### Data provided
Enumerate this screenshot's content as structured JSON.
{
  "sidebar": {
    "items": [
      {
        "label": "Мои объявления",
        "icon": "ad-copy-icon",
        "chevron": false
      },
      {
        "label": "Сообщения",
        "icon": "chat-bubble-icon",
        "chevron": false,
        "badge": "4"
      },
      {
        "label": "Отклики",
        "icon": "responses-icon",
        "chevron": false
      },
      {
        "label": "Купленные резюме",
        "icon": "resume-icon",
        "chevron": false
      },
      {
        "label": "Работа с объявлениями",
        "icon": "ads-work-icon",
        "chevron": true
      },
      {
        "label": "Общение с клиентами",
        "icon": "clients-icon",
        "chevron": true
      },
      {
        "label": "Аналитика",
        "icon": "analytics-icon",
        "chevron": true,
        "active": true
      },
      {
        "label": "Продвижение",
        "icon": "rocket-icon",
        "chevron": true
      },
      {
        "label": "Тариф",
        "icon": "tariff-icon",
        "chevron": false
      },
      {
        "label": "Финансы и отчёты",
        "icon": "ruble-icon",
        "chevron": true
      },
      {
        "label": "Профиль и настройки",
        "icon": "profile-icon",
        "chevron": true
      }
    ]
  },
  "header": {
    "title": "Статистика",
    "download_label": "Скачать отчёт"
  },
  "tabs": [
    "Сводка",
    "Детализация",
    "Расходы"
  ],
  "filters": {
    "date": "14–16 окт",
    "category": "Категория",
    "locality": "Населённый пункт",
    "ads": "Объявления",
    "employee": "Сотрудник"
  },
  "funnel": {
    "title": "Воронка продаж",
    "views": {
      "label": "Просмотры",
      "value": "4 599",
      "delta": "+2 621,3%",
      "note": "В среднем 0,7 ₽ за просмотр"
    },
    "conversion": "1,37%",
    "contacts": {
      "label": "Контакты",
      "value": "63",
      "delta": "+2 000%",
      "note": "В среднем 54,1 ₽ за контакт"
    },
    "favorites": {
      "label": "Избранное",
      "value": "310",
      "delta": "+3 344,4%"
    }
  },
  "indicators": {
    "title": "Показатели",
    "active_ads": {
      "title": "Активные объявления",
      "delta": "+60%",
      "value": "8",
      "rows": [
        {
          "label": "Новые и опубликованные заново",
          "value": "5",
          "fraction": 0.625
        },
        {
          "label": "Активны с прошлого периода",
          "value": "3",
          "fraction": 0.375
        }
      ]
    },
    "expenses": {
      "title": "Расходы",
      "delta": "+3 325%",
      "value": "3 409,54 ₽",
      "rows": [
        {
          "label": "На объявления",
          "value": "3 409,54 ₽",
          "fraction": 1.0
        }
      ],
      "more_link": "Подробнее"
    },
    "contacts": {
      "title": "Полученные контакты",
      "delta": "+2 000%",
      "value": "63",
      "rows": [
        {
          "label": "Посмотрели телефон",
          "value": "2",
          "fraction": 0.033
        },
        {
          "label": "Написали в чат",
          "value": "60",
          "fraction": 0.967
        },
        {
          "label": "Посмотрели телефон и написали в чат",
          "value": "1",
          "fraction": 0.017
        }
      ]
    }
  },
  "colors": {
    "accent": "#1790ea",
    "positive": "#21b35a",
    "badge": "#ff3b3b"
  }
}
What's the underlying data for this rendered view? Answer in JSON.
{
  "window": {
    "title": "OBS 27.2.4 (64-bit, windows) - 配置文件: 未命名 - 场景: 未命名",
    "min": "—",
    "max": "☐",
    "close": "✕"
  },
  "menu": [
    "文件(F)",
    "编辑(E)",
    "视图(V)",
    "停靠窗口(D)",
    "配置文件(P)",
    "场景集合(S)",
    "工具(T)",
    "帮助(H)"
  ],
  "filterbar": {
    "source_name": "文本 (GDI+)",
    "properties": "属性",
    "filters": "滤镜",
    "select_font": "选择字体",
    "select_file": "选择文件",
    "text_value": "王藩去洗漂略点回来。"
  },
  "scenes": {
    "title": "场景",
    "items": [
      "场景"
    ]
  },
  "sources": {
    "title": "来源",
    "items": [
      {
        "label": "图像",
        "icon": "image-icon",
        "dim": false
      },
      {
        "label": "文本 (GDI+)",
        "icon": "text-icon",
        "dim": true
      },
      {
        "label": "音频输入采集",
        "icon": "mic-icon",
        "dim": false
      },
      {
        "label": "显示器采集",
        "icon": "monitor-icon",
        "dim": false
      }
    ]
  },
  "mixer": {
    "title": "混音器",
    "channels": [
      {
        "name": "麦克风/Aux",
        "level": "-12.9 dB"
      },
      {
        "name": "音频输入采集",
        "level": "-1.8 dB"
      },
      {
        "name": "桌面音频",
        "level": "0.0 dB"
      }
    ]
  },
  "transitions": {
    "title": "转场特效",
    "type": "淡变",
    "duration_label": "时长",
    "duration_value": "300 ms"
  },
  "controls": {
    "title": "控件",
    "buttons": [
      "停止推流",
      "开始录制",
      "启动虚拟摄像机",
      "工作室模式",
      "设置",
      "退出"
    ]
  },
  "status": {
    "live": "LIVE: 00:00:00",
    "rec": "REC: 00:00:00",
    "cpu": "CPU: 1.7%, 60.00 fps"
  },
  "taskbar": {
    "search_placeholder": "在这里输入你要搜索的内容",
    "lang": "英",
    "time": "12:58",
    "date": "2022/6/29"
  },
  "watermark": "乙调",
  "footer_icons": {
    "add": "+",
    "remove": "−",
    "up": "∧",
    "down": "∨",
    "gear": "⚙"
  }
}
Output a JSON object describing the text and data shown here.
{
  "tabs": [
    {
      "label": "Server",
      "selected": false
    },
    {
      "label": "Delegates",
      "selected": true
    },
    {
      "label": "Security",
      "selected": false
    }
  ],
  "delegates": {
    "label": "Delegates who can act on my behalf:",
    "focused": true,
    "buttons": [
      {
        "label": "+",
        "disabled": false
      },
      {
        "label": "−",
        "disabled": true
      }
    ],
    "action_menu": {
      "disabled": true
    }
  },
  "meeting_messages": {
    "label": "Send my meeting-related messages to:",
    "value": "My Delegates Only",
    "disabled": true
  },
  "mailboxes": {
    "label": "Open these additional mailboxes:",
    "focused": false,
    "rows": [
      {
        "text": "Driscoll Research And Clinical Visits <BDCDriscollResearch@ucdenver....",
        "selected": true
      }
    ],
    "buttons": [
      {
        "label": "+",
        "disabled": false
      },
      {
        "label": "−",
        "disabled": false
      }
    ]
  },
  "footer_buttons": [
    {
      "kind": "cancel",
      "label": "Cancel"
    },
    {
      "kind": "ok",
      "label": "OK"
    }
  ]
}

### Do this
Reproduce the entries above exactly.

### Full answer
Enumerate this screenshot's content as structured JSON.
{
  "sidebar": {
    "items": [
      {
        "label": "Мои объявления",
        "icon": "ad-copy-icon",
        "chevron": false
      },
      {
        "label": "Сообщения",
        "icon": "chat-bubble-icon",
        "chevron": false,
        "badge": "4"
      },
      {
        "label": "Отклики",
        "icon": "responses-icon",
        "chevron": false
      },
      {
        "label": "Купленные резюме",
        "icon": "resume-icon",
        "chevron": false
      },
      {
        "label": "Работа с объявлениями",
        "icon": "ads-work-icon",
        "chevron": true
      },
      {
        "label": "Общение с клиентами",
        "icon": "clients-icon",
        "chevron": true
      },
      {
        "label": "Аналитика",
        "icon": "analytics-icon",
        "chevron": true,
        "active": true
      },
      {
        "label": "Продвижение",
        "icon": "rocket-icon",
        "chevron": true
      },
      {
        "label": "Тариф",
        "icon": "tariff-icon",
        "chevron": false
      },
      {
        "label": "Финансы и отчёты",
        "icon": "ruble-icon",
        "chevron": true
      },
      {
        "label": "Профиль и настройки",
        "icon": "profile-icon",
        "chevron": true
      }
    ]
  },
  "header": {
    "title": "Статистика",
    "download_label": "Скачать отчёт"
  },
  "tabs": [
    "Сводка",
    "Детализация",
    "Расходы"
  ],
  "filters": {
    "date": "14–16 окт",
    "category": "Категория",
    "locality": "Населённый пункт",
    "ads": "Объявления",
    "employee": "Сотрудник"
  },
  "funnel": {
    "title": "Воронка продаж",
    "views": {
      "label": "Просмотры",
      "value": "4 599",
      "delta": "+2 621,3%",
      "note": "В среднем 0,7 ₽ за просмотр"
    },
    "conversion": "1,37%",
    "contacts": {
      "label": "Контакты",
      "value": "63",
      "delta": "+2 000%",
      "note": "В среднем 54,1 ₽ за контакт"
    },
    "favorites": {
      "label": "Избранное",
      "value": "310",
      "delta": "+3 344,4%"
    }
  },
  "indicators": {
    "title": "Показатели",
    "active_ads": {
      "title": "Активные объявления",
      "delta": "+60%",
      "value": "8",
      "rows": [
        {
          "label": "Новые и опубликованные заново",
          "value": "5",
          "fraction": 0.625
        },
        {
          "label": "Активны с прошлого периода",
          "value": "3",
          "fraction": 0.375
        }
      ]
    },
    "expenses": {
      "title": "Расходы",
      "delta": "+3 325%",
      "value": "3 409,54 ₽",
      "rows": [
        {
          "label": "На объявления",
          "value": "3 409,54 ₽",
          "fraction": 1.0
        }
      ],
      "more_link": "Подробнее"
    },
    "contacts": {
      "title": "Полученные контакты",
      "delta": "+2 000%",
      "value": "63",
      "rows": [
        {
          "label": "Посмотрели телефон",
          "value": "2",
          "fraction": 0.033
        },
        {
          "label": "Написали в чат",
          "value": "60",
          "fraction": 0.967
        },
        {
          "label": "Посмотрели телефон и написали в чат",
          "value": "1",
          "fraction": 0.017
        }
      ]
    }
  },
  "colors": {
    "accent": "#1790ea",
    "positive": "#21b35a",
    "badge": "#ff3b3b"
  }
}
What's the underlying data for this rendered view? Answer in JSON.
{
  "window": {
    "title": "OBS 27.2.4 (64-bit, windows) - 配置文件: 未命名 - 场景: 未命名",
    "min": "—",
    "max": "☐",
    "close": "✕"
  },
  "menu": [
    "文件(F)",
    "编辑(E)",
    "视图(V)",
    "停靠窗口(D)",
    "配置文件(P)",
    "场景集合(S)",
    "工具(T)",
    "帮助(H)"
  ],
  "filterbar": {
    "source_name": "文本 (GDI+)",
    "properties": "属性",
    "filters": "滤镜",
    "select_font": "选择字体",
    "select_file": "选择文件",
    "text_value": "王藩去洗漂略点回来。"
  },
  "scenes": {
    "title": "场景",
    "items": [
      "场景"
    ]
  },
  "sources": {
    "title": "来源",
    "items": [
      {
        "label": "图像",
        "icon": "image-icon",
        "dim": false
      },
      {
        "label": "文本 (GDI+)",
        "icon": "text-icon",
        "dim": true
      },
      {
        "label": "音频输入采集",
        "icon": "mic-icon",
        "dim": false
      },
      {
        "label": "显示器采集",
        "icon": "monitor-icon",
        "dim": false
      }
    ]
  },
  "mixer": {
    "title": "混音器",
    "channels": [
      {
        "name": "麦克风/Aux",
        "level": "-12.9 dB"
      },
      {
        "name": "音频输入采集",
        "level": "-1.8 dB"
      },
      {
        "name": "桌面音频",
        "level": "0.0 dB"
      }
    ]
  },
  "transitions": {
    "title": "转场特效",
    "type": "淡变",
    "duration_label": "时长",
    "duration_value": "300 ms"
  },
  "controls": {
    "title": "控件",
    "buttons": [
      "停止推流",
      "开始录制",
      "启动虚拟摄像机",
      "工作室模式",
      "设置",
      "退出"
    ]
  },
  "status": {
    "live": "LIVE: 00:00:00",
    "rec": "REC: 00:00:00",
    "cpu": "CPU: 1.7%, 60.00 fps"
  },
  "taskbar": {
    "search_placeholder": "在这里输入你要搜索的内容",
    "lang": "英",
    "time": "12:58",
    "date": "2022/6/29"
  },
  "watermark": "乙调",
  "footer_icons": {
    "add": "+",
    "remove": "−",
    "up": "∧",
    "down": "∨",
    "gear": "⚙"
  }
}
Output a JSON object describing the text and data shown here.
{
  "tabs": [
    {
      "label": "Server",
      "selected": false
    },
    {
      "label": "Delegates",
      "selected": true
    },
    {
      "label": "Security",
      "selected": false
    }
  ],
  "delegates": {
    "label": "Delegates who can act on my behalf:",
    "focused": true,
    "buttons": [
      {
        "label": "+",
        "disabled": false
      },
      {
        "label": "−",
        "disabled": true
      }
    ],
    "action_menu": {
      "disabled": true
    }
  },
  "meeting_messages": {
    "label": "Send my meeting-related messages to:",
    "value": "My Delegates Only",
    "disabled": true
  },
  "mailboxes": {
    "label": "Open these additional mailboxes:",
    "focused": false,
    "rows": [
      {
        "text": "Driscoll Research And Clinical Visits <BDCDriscollResearch@ucdenver....",
        "selected": true
      }
    ],
    "buttons": [
      {
        "label": "+",
        "disabled": false
      },
      {
        "label": "−",
        "disabled": false
      }
    ]
  },
  "footer_buttons": [
    {
      "kind": "cancel",
      "label": "Cancel"
    },
    {
      "kind": "ok",
      "label": "OK"
    }
  ]
}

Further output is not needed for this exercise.